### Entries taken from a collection
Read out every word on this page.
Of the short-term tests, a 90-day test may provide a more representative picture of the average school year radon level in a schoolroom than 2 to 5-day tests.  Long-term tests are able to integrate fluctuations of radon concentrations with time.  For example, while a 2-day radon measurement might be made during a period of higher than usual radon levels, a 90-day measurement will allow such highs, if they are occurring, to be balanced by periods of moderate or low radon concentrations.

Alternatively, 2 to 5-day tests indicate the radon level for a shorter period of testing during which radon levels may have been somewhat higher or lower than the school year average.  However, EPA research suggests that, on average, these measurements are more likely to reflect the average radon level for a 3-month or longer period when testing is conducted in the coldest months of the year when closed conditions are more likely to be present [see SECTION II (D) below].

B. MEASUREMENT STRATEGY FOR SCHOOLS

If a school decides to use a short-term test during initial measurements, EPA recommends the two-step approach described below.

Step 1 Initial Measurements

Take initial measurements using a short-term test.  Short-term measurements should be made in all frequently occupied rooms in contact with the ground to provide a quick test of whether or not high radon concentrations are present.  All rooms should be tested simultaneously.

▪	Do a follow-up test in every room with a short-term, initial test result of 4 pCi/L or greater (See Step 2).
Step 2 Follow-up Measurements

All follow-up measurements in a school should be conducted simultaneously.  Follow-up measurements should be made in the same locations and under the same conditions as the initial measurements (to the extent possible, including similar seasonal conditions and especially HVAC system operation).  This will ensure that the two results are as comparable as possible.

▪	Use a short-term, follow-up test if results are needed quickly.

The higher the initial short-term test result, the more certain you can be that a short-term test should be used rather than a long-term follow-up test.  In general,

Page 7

### Set problem
Among the lines of the data, identify those with the word "concentrations". Copy each of them.

### Response to this task
Of the short-term tests, a 90-day test may provide a more representative picture of the average school year radon level in a schoolroom than 2 to 5-day tests.  Long-term tests are able to integrate fluctuations of radon concentrations with time.  For example, while a 2-day radon measurement might be made during a period of higher than usual radon levels, a 90-day measurement will allow such highs, if they are occurring, to be balanced by periods of moderate or low radon concentrations.
Take initial measurements using a short-term test.  Short-term measurements should be made in all frequently occupied rooms in contact with the ground to provide a quick test of whether or not high radon concentrations are present.  All rooms should be tested simultaneously.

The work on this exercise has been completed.